■ **Records for the exercise**
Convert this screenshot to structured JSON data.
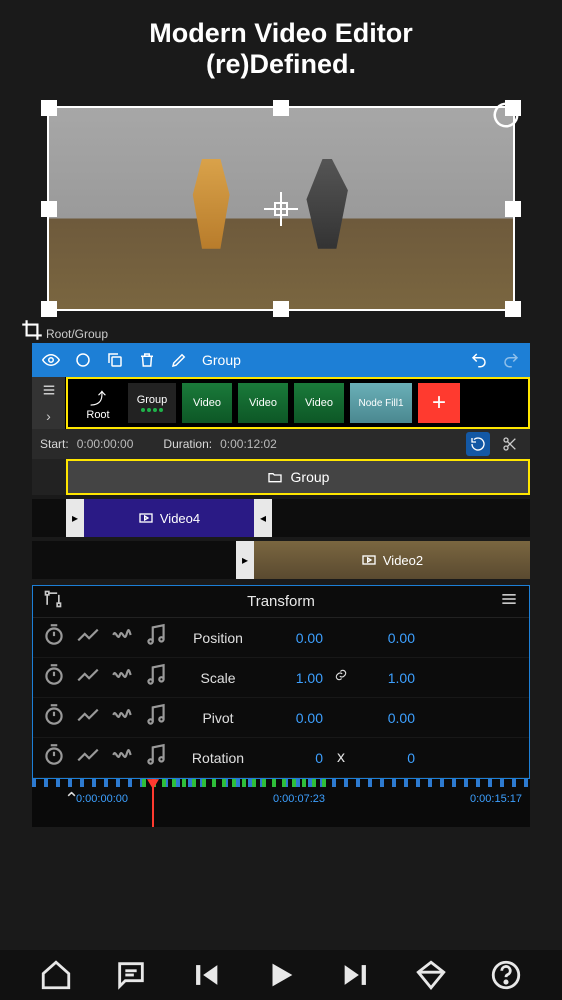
{
  "hero": {
    "line1": "Modern Video Editor",
    "line2": "(re)Defined."
  },
  "breadcrumb": "Root/Group",
  "toolbar": {
    "groupLabel": "Group"
  },
  "shelf": {
    "rootLabel": "Root",
    "groupLabel": "Group",
    "videoLabel": "Video",
    "nodeFillLabel": "Node Fill1",
    "addLabel": "+"
  },
  "meta": {
    "startLabel": "Start:",
    "startValue": "0:00:00:00",
    "durationLabel": "Duration:",
    "durationValue": "0:00:12:02"
  },
  "groupRow": {
    "label": "Group"
  },
  "clips": {
    "video4": "Video4",
    "video2": "Video2"
  },
  "transform": {
    "title": "Transform",
    "rows": [
      {
        "label": "Position",
        "v1": "0.00",
        "v2": "0.00",
        "link": false
      },
      {
        "label": "Scale",
        "v1": "1.00",
        "v2": "1.00",
        "link": true
      },
      {
        "label": "Pivot",
        "v1": "0.00",
        "v2": "0.00",
        "link": false
      },
      {
        "label": "Rotation",
        "v1": "0",
        "v2": "0",
        "xsep": true
      }
    ]
  },
  "ruler": {
    "t0": "0:00:00:00",
    "t1": "0:00:07:23",
    "t2": "0:00:15:17"
  }
}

■ **What this task involves**
Omit every picture, then reproduce the rest of the listing exactly.

■ **Response to this exercise**
Convert this screenshot to structured JSON data.
{
  "hero": {
    "line1": "Modern Video Editor",
    "line2": "(re)Defined."
  },
  "breadcrumb": "Root/Group",
  "toolbar": {
    "groupLabel": "Group"
  },
  "shelf": {
    "rootLabel": "Root",
    "groupLabel": "Group",
    "videoLabel": "Video",
    "nodeFillLabel": "Node Fill1",
    "addLabel": "+"
  },
  "meta": {
    "startLabel": "Start:",
    "startValue": "0:00:00:00",
    "durationLabel": "Duration:",
    "durationValue": "0:00:12:02"
  },
  "groupRow": {
    "label": "Group"
  },
  "clips": {
    "video4": "Video4",
    "video2": "Video2"
  },
  "transform": {
    "title": "Transform",
    "rows": [
      {
        "label": "Position",
        "v1": "0.00",
        "v2": "0.00",
        "link": false
      },
      {
        "label": "Scale",
        "v1": "1.00",
        "v2": "1.00",
        "link": true
      },
      {
        "label": "Pivot",
        "v1": "0.00",
        "v2": "0.00",
        "link": false
      },
      {
        "label": "Rotation",
        "v1": "0",
        "v2": "0",
        "xsep": true
      }
    ]
  },
  "ruler": {
    "t0": "0:00:00:00",
    "t1": "0:00:07:23",
    "t2": "0:00:15:17"
  }
}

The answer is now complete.